[start]

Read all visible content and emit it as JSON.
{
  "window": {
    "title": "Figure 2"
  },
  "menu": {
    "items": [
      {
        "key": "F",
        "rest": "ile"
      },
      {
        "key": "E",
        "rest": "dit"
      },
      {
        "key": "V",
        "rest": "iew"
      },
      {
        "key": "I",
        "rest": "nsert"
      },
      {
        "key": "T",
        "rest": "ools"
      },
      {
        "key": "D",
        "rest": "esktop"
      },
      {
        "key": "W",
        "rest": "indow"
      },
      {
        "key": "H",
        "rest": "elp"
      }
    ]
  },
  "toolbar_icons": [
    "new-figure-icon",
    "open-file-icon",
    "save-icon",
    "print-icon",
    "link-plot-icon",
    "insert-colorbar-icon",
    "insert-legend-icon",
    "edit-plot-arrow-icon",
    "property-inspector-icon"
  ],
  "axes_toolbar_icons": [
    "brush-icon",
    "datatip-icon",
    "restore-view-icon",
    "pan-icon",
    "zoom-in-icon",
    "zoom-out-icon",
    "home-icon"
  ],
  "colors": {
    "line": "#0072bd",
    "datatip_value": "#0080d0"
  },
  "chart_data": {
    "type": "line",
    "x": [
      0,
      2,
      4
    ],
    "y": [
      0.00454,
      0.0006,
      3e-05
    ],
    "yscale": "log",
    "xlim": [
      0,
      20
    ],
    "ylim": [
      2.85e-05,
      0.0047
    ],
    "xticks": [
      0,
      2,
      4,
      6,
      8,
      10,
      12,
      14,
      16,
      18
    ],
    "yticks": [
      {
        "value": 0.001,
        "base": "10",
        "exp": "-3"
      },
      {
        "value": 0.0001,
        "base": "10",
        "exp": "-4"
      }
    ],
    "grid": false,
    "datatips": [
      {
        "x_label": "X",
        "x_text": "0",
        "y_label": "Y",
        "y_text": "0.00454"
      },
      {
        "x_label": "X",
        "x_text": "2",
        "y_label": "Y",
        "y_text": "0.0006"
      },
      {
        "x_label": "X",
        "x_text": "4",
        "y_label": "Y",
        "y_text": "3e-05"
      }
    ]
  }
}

[end]

Aim of the exercise: Print back all the lines verbatim.

Exercise response:
Read all visible content and emit it as JSON.
{
  "window": {
    "title": "Figure 2"
  },
  "menu": {
    "items": [
      {
        "key": "F",
        "rest": "ile"
      },
      {
        "key": "E",
        "rest": "dit"
      },
      {
        "key": "V",
        "rest": "iew"
      },
      {
        "key": "I",
        "rest": "nsert"
      },
      {
        "key": "T",
        "rest": "ools"
      },
      {
        "key": "D",
        "rest": "esktop"
      },
      {
        "key": "W",
        "rest": "indow"
      },
      {
        "key": "H",
        "rest": "elp"
      }
    ]
  },
  "toolbar_icons": [
    "new-figure-icon",
    "open-file-icon",
    "save-icon",
    "print-icon",
    "link-plot-icon",
    "insert-colorbar-icon",
    "insert-legend-icon",
    "edit-plot-arrow-icon",
    "property-inspector-icon"
  ],
  "axes_toolbar_icons": [
    "brush-icon",
    "datatip-icon",
    "restore-view-icon",
    "pan-icon",
    "zoom-in-icon",
    "zoom-out-icon",
    "home-icon"
  ],
  "colors": {
    "line": "#0072bd",
    "datatip_value": "#0080d0"
  },
  "chart_data": {
    "type": "line",
    "x": [
      0,
      2,
      4
    ],
    "y": [
      0.00454,
      0.0006,
      3e-05
    ],
    "yscale": "log",
    "xlim": [
      0,
      20
    ],
    "ylim": [
      2.85e-05,
      0.0047
    ],
    "xticks": [
      0,
      2,
      4,
      6,
      8,
      10,
      12,
      14,
      16,
      18
    ],
    "yticks": [
      {
        "value": 0.001,
        "base": "10",
        "exp": "-3"
      },
      {
        "value": 0.0001,
        "base": "10",
        "exp": "-4"
      }
    ],
    "grid": false,
    "datatips": [
      {
        "x_label": "X",
        "x_text": "0",
        "y_label": "Y",
        "y_text": "0.00454"
      },
      {
        "x_label": "X",
        "x_text": "2",
        "y_label": "Y",
        "y_text": "0.0006"
      },
      {
        "x_label": "X",
        "x_text": "4",
        "y_label": "Y",
        "y_text": "3e-05"
      }
    ]
  }
}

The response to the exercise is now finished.